[A run of records]
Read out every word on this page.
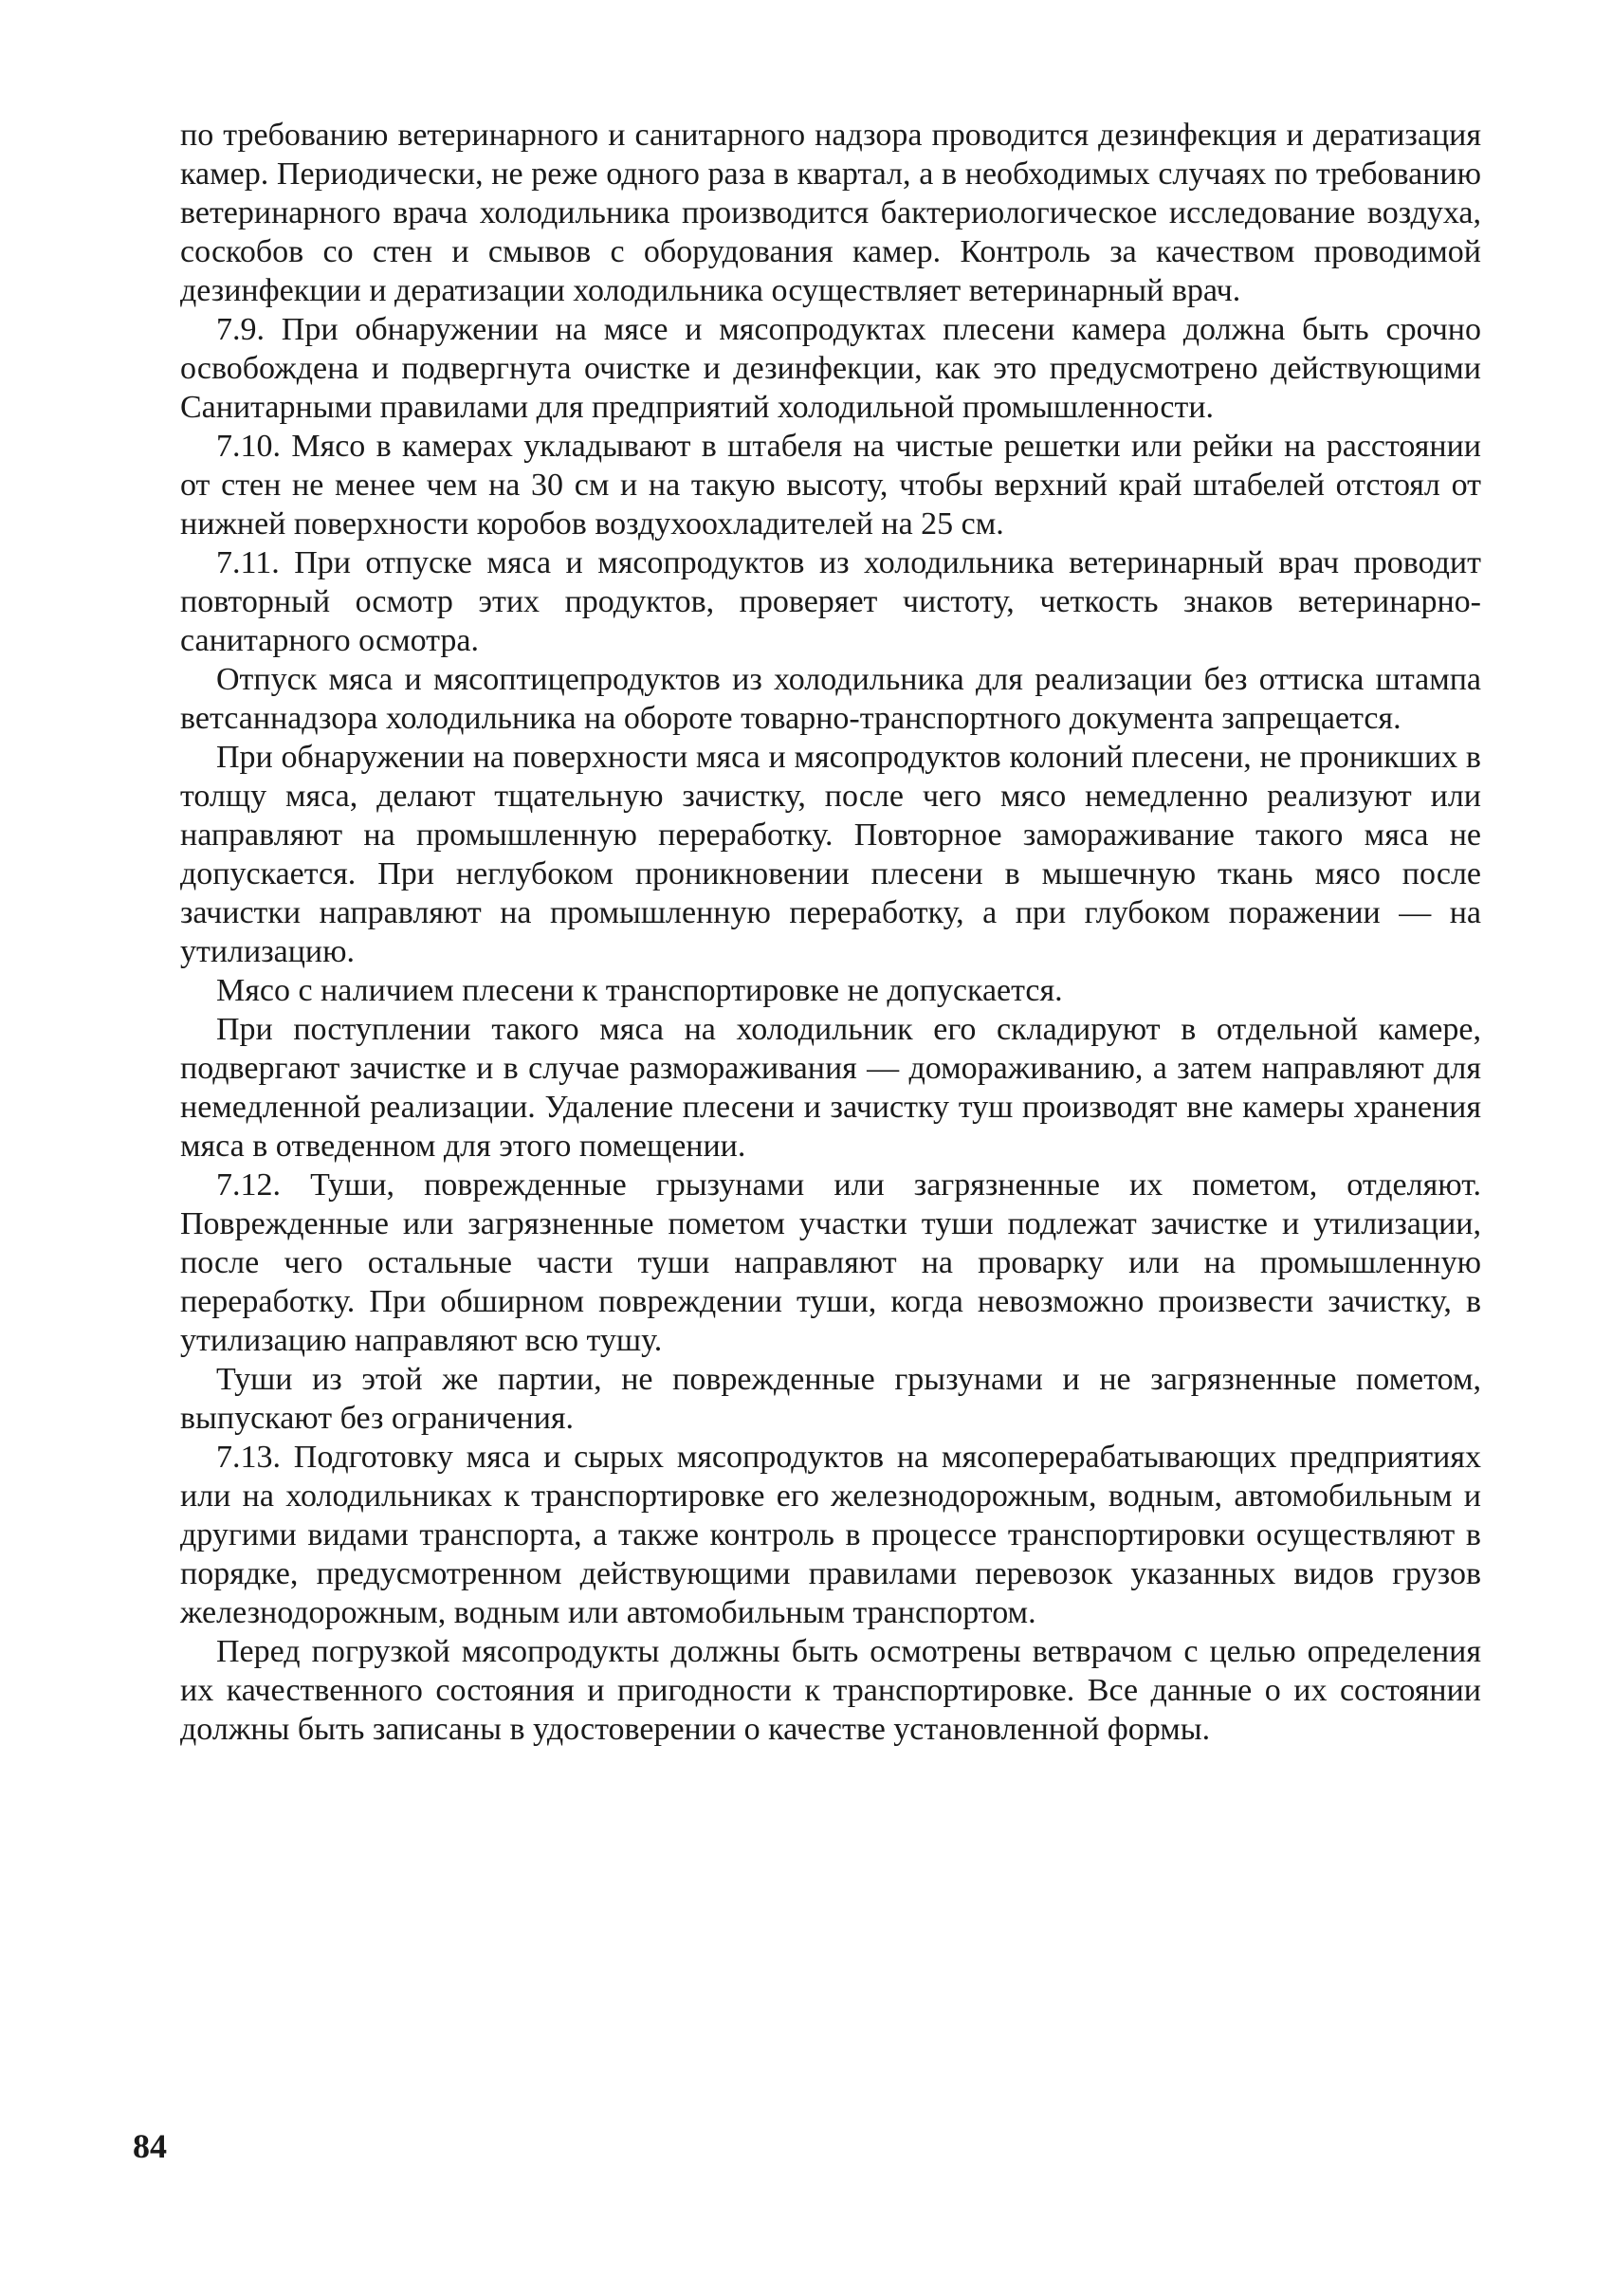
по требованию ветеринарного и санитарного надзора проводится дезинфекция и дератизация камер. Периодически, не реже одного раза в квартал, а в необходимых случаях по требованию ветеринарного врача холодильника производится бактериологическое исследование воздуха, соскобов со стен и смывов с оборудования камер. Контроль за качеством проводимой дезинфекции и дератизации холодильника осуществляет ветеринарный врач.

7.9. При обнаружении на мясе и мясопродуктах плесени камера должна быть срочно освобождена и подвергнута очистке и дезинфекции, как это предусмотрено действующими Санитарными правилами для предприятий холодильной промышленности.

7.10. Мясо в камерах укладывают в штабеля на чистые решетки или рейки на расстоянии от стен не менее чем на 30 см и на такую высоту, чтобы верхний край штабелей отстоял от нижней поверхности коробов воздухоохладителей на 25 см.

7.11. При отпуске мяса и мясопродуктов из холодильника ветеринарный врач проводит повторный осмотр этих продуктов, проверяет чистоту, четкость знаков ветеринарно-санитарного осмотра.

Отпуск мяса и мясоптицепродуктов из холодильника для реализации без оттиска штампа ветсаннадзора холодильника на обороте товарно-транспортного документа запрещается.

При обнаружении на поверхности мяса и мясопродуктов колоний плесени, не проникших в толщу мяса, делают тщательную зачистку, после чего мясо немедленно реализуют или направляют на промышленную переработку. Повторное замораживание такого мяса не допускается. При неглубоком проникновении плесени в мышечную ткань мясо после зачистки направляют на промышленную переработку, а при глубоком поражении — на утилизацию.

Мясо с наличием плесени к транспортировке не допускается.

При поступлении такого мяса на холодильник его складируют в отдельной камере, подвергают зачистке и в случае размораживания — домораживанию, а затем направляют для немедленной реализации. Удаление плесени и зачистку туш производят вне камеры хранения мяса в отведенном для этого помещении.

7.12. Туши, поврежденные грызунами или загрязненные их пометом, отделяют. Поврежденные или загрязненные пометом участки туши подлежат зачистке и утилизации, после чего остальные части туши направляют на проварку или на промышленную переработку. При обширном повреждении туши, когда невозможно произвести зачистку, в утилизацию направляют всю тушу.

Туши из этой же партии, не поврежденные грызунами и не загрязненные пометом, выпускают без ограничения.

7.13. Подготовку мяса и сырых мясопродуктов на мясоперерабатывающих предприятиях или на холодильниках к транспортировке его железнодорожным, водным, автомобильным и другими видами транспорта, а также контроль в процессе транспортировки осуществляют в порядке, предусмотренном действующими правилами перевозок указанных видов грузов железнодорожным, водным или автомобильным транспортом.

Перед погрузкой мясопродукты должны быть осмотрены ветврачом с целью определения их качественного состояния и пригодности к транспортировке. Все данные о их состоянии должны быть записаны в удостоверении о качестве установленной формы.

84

==

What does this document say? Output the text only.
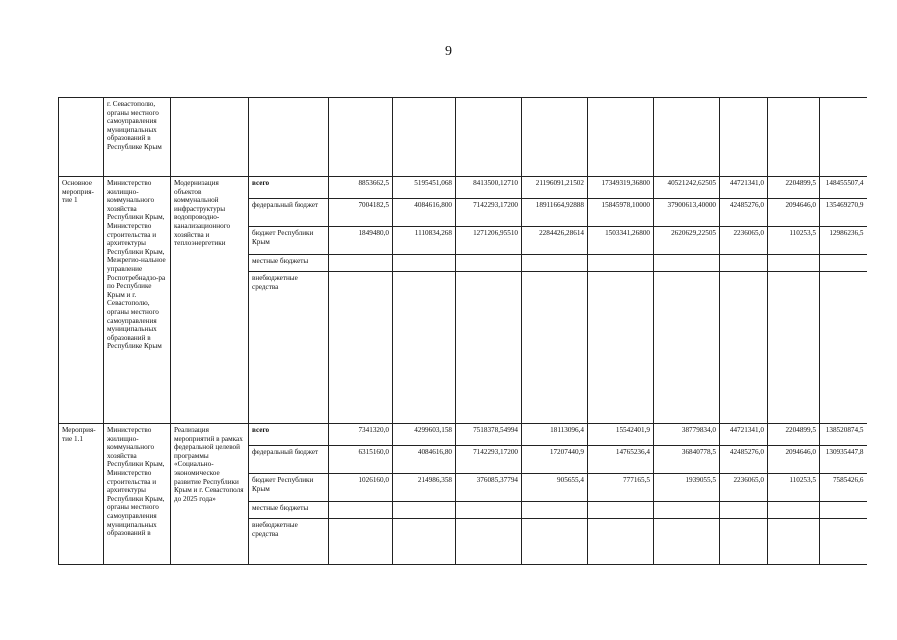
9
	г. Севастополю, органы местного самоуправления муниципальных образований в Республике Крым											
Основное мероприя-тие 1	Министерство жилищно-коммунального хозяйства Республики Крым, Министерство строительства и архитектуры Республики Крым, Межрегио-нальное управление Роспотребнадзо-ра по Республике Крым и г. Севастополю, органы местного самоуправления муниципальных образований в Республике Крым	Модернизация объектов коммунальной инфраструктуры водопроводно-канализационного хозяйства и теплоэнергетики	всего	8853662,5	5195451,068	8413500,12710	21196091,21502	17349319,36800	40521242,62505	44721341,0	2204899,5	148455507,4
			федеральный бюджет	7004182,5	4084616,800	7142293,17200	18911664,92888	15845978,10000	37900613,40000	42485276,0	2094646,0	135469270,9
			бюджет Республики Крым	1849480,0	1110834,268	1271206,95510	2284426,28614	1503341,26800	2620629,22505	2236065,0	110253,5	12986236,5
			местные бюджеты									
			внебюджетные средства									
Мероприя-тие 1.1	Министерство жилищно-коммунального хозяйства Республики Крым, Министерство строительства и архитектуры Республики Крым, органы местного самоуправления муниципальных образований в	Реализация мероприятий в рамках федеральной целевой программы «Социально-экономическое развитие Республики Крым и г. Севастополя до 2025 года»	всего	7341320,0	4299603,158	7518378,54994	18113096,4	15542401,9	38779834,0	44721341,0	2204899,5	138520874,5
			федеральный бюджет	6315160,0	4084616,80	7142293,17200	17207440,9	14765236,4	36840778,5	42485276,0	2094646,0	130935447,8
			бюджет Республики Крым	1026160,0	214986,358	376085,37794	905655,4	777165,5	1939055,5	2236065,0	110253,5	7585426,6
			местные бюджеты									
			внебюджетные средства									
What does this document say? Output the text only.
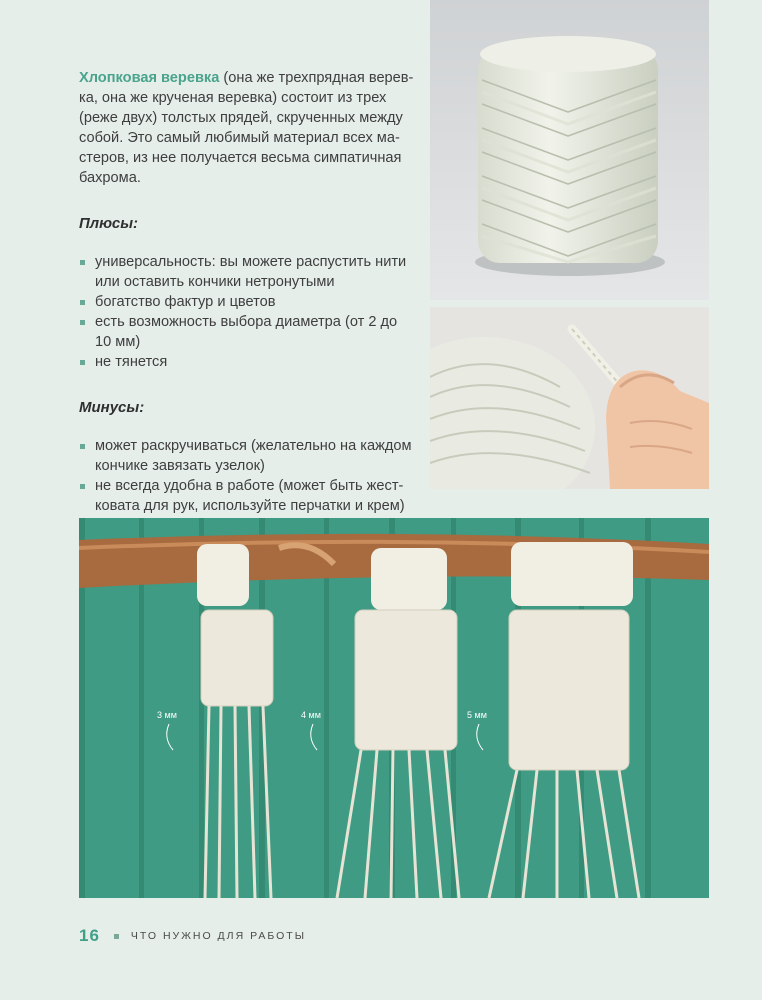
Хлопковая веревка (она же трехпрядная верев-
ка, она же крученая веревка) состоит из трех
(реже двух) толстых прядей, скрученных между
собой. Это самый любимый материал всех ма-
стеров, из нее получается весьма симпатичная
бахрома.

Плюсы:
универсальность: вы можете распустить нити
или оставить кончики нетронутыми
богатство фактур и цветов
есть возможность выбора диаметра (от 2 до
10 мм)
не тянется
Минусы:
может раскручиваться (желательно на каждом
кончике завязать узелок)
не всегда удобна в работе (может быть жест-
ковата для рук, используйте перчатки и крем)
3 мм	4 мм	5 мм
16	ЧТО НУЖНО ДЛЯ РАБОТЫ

Task instructions:
Show all lines from the records above where the word "федеральный" occurs.

Full output:
			федеральный бюджет	7004182,5	4084616,800	7142293,17200	18911664,92888	15845978,10000	37900613,40000	42485276,0	2094646,0	135469270,9
			федеральный бюджет	6315160,0	4084616,80	7142293,17200	17207440,9	14765236,4	36840778,5	42485276,0	2094646,0	130935447,8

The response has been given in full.